Lines of data:
________________
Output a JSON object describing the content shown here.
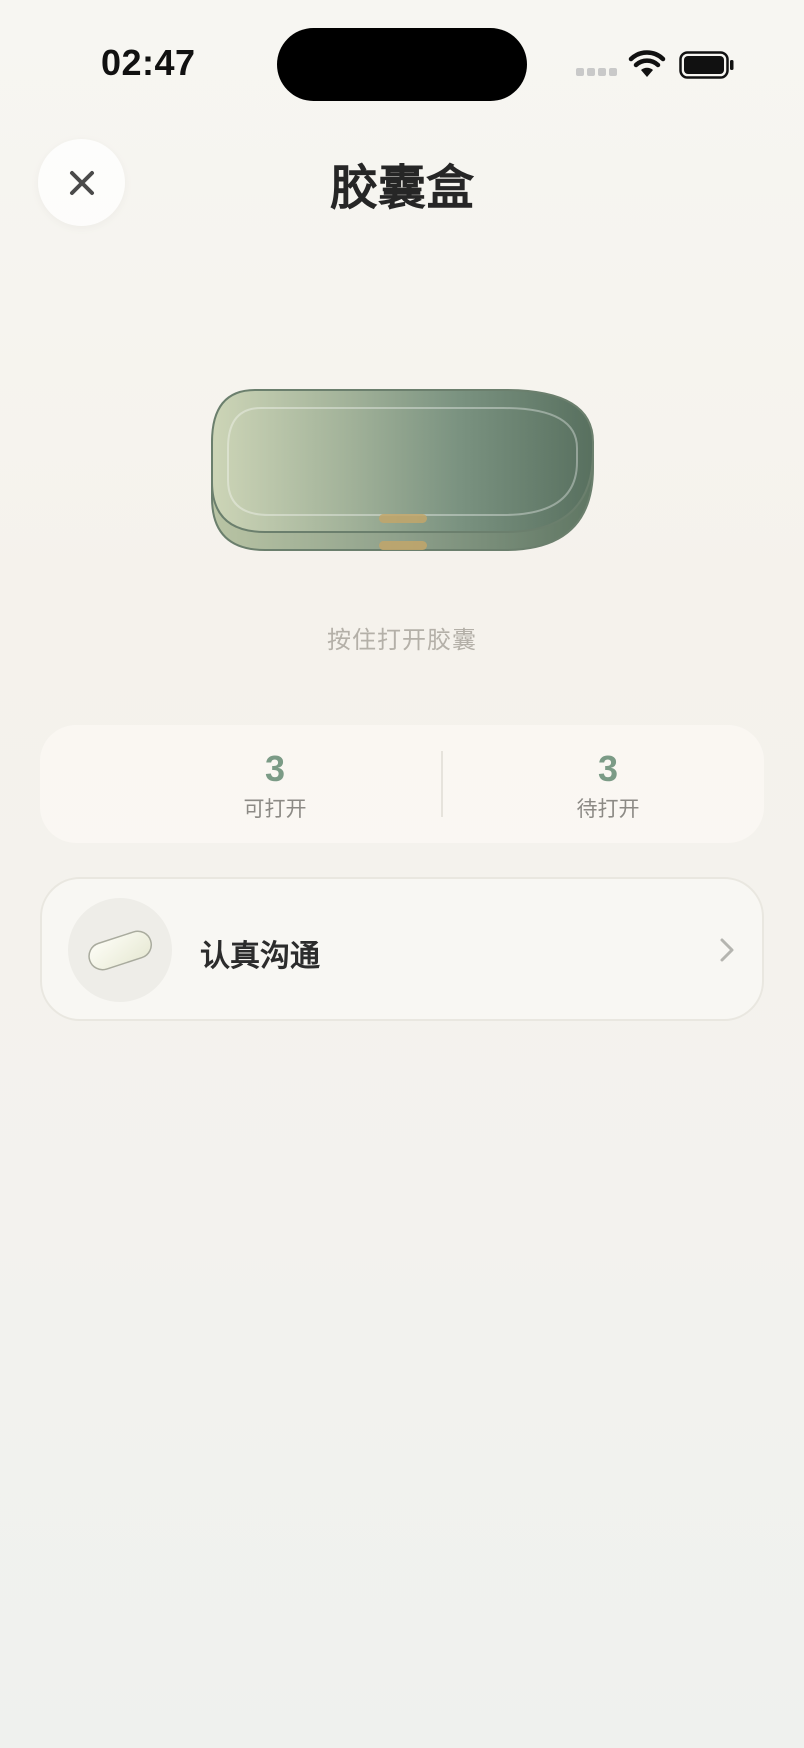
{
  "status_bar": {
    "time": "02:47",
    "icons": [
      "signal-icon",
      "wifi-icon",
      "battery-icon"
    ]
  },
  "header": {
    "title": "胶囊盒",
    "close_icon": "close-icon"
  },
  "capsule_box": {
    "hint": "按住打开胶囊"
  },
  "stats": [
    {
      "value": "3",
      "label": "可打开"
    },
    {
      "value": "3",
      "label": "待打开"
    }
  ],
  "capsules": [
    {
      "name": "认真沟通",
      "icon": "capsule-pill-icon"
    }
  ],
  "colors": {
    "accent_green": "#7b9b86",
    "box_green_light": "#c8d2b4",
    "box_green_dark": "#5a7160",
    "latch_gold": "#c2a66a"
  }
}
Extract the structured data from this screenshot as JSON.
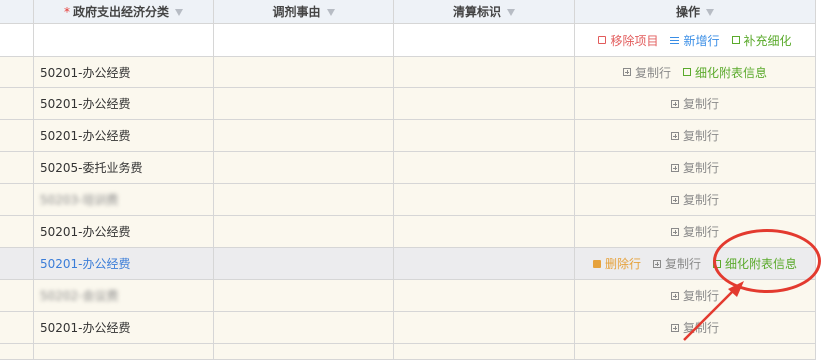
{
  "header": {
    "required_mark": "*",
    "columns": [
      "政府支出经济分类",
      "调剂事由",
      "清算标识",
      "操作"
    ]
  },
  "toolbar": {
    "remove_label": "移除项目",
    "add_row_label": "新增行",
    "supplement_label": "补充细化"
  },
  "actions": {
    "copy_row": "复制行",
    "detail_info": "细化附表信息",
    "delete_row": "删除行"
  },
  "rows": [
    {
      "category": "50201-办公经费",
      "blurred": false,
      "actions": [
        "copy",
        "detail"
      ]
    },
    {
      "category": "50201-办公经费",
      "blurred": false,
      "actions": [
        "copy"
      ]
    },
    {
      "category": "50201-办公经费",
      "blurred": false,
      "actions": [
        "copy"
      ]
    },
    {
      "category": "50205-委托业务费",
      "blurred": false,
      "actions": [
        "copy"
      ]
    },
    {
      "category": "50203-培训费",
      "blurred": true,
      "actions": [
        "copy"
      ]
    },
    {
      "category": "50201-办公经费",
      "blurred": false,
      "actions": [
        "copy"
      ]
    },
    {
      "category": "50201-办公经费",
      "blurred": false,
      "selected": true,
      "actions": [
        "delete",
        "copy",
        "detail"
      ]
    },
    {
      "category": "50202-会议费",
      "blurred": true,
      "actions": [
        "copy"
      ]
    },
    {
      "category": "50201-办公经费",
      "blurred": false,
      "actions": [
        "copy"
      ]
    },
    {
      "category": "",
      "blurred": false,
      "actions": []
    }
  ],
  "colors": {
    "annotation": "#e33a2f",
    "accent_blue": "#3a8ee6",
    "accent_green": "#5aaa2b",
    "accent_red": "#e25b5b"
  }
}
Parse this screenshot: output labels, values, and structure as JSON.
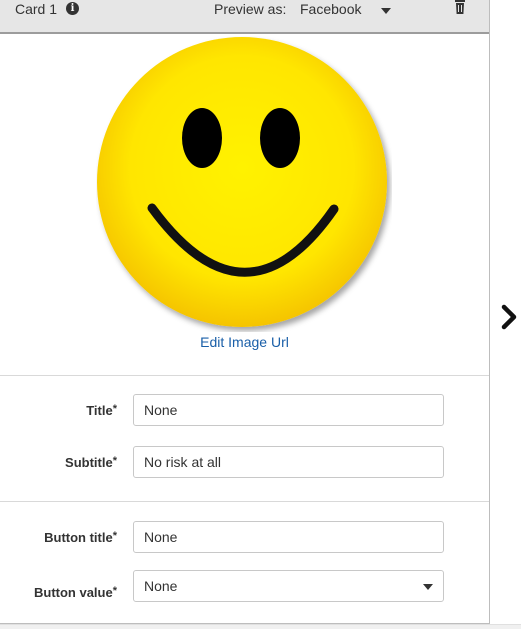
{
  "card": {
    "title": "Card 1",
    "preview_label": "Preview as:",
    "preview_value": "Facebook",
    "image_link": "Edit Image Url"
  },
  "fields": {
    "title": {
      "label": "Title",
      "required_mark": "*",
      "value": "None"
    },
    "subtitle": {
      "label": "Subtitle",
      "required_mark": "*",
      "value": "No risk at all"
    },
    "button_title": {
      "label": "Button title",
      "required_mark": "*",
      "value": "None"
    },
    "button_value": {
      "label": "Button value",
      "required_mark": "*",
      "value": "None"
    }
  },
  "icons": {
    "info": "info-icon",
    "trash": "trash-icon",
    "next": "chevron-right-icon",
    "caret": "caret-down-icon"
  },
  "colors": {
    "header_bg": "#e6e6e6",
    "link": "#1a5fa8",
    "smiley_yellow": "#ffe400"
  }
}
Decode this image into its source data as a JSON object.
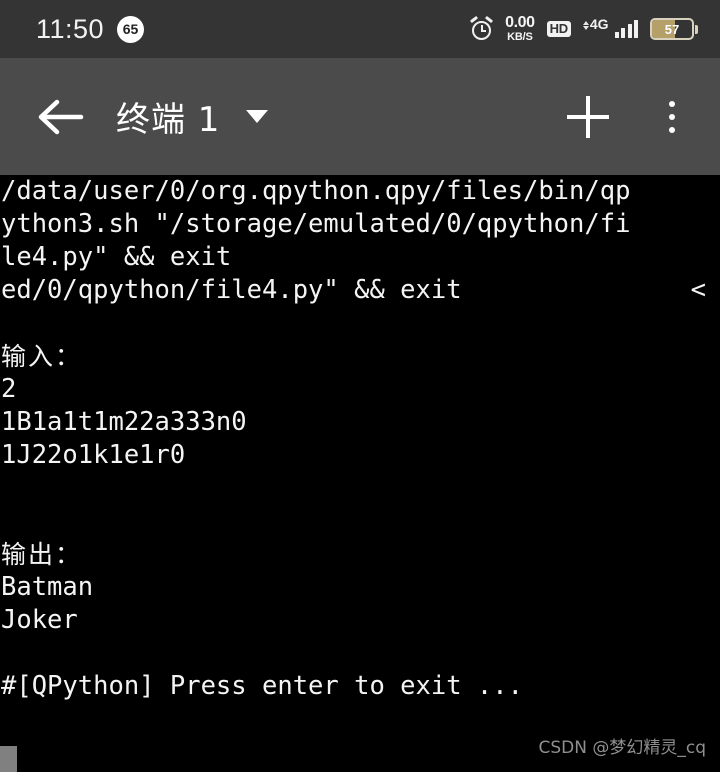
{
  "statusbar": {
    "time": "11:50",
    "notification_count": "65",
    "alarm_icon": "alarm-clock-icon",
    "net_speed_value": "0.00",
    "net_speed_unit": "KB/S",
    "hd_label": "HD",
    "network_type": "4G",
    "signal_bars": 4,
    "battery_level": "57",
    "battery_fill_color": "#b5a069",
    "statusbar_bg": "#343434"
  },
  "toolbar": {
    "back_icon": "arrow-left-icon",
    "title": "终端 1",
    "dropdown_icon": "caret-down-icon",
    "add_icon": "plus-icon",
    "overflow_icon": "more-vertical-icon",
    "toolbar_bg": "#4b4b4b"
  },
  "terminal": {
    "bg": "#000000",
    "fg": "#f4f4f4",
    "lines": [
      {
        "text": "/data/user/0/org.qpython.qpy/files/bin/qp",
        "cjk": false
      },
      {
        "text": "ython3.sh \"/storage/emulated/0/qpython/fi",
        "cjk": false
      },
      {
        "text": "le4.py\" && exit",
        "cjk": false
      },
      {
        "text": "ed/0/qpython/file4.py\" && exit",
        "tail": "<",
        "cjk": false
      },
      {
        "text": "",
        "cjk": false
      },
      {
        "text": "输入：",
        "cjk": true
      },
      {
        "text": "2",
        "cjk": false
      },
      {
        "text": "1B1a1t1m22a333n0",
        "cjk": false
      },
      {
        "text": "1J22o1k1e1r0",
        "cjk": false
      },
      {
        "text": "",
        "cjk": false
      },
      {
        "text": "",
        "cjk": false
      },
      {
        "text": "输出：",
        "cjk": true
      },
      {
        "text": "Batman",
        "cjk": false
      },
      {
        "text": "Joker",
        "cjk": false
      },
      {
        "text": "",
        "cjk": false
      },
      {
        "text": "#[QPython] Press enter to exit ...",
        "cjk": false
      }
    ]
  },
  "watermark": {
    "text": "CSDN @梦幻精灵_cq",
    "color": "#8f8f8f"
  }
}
________________
**WHAT THE TASK ASKS**
Write out the records above exactly as they stand, leaving out every picture.

**WRITTEN SOLUTION**
Output a JSON object describing the content shown here.
{
  "status_bar": {
    "time": "02:47",
    "icons": [
      "signal-icon",
      "wifi-icon",
      "battery-icon"
    ]
  },
  "header": {
    "title": "胶囊盒",
    "close_icon": "close-icon"
  },
  "capsule_box": {
    "hint": "按住打开胶囊"
  },
  "stats": [
    {
      "value": "3",
      "label": "可打开"
    },
    {
      "value": "3",
      "label": "待打开"
    }
  ],
  "capsules": [
    {
      "name": "认真沟通",
      "icon": "capsule-pill-icon"
    }
  ],
  "colors": {
    "accent_green": "#7b9b86",
    "box_green_light": "#c8d2b4",
    "box_green_dark": "#5a7160",
    "latch_gold": "#c2a66a"
  }
}
Extract the structured data from this screenshot as JSON.
{
  "header": {
    "required_mark": "*",
    "columns": [
      "政府支出经济分类",
      "调剂事由",
      "清算标识",
      "操作"
    ]
  },
  "toolbar": {
    "remove_label": "移除项目",
    "add_row_label": "新增行",
    "supplement_label": "补充细化"
  },
  "actions": {
    "copy_row": "复制行",
    "detail_info": "细化附表信息",
    "delete_row": "删除行"
  },
  "rows": [
    {
      "category": "50201-办公经费",
      "blurred": false,
      "actions": [
        "copy",
        "detail"
      ]
    },
    {
      "category": "50201-办公经费",
      "blurred": false,
      "actions": [
        "copy"
      ]
    },
    {
      "category": "50201-办公经费",
      "blurred": false,
      "actions": [
        "copy"
      ]
    },
    {
      "category": "50205-委托业务费",
      "blurred": false,
      "actions": [
        "copy"
      ]
    },
    {
      "category": "50203-培训费",
      "blurred": true,
      "actions": [
        "copy"
      ]
    },
    {
      "category": "50201-办公经费",
      "blurred": false,
      "actions": [
        "copy"
      ]
    },
    {
      "category": "50201-办公经费",
      "blurred": false,
      "selected": true,
      "actions": [
        "delete",
        "copy",
        "detail"
      ]
    },
    {
      "category": "50202-会议费",
      "blurred": true,
      "actions": [
        "copy"
      ]
    },
    {
      "category": "50201-办公经费",
      "blurred": false,
      "actions": [
        "copy"
      ]
    },
    {
      "category": "",
      "blurred": false,
      "actions": []
    }
  ],
  "colors": {
    "annotation": "#e33a2f",
    "accent_blue": "#3a8ee6",
    "accent_green": "#5aaa2b",
    "accent_red": "#e25b5b"
  }
}
Parse this screenshot: output labels, values, and structure as JSON.
{
  "card": {
    "title": "Card 1",
    "preview_label": "Preview as:",
    "preview_value": "Facebook",
    "image_link": "Edit Image Url"
  },
  "fields": {
    "title": {
      "label": "Title",
      "required_mark": "*",
      "value": "None"
    },
    "subtitle": {
      "label": "Subtitle",
      "required_mark": "*",
      "value": "No risk at all"
    },
    "button_title": {
      "label": "Button title",
      "required_mark": "*",
      "value": "None"
    },
    "button_value": {
      "label": "Button value",
      "required_mark": "*",
      "value": "None"
    }
  },
  "icons": {
    "info": "info-icon",
    "trash": "trash-icon",
    "next": "chevron-right-icon",
    "caret": "caret-down-icon"
  },
  "colors": {
    "header_bg": "#e6e6e6",
    "link": "#1a5fa8",
    "smiley_yellow": "#ffe400"
  }
}
Decode this image into its source data as a JSON object.
{
  "statusbar": {
    "time": "11:50",
    "notification_count": "65",
    "alarm_icon": "alarm-clock-icon",
    "net_speed_value": "0.00",
    "net_speed_unit": "KB/S",
    "hd_label": "HD",
    "network_type": "4G",
    "signal_bars": 4,
    "battery_level": "57",
    "battery_fill_color": "#b5a069",
    "statusbar_bg": "#343434"
  },
  "toolbar": {
    "back_icon": "arrow-left-icon",
    "title": "终端 1",
    "dropdown_icon": "caret-down-icon",
    "add_icon": "plus-icon",
    "overflow_icon": "more-vertical-icon",
    "toolbar_bg": "#4b4b4b"
  },
  "terminal": {
    "bg": "#000000",
    "fg": "#f4f4f4",
    "lines": [
      {
        "text": "/data/user/0/org.qpython.qpy/files/bin/qp",
        "cjk": false
      },
      {
        "text": "ython3.sh \"/storage/emulated/0/qpython/fi",
        "cjk": false
      },
      {
        "text": "le4.py\" && exit",
        "cjk": false
      },
      {
        "text": "ed/0/qpython/file4.py\" && exit",
        "tail": "<",
        "cjk": false
      },
      {
        "text": "",
        "cjk": false
      },
      {
        "text": "输入：",
        "cjk": true
      },
      {
        "text": "2",
        "cjk": false
      },
      {
        "text": "1B1a1t1m22a333n0",
        "cjk": false
      },
      {
        "text": "1J22o1k1e1r0",
        "cjk": false
      },
      {
        "text": "",
        "cjk": false
      },
      {
        "text": "",
        "cjk": false
      },
      {
        "text": "输出：",
        "cjk": true
      },
      {
        "text": "Batman",
        "cjk": false
      },
      {
        "text": "Joker",
        "cjk": false
      },
      {
        "text": "",
        "cjk": false
      },
      {
        "text": "#[QPython] Press enter to exit ...",
        "cjk": false
      }
    ]
  },
  "watermark": {
    "text": "CSDN @梦幻精灵_cq",
    "color": "#8f8f8f"
  }
}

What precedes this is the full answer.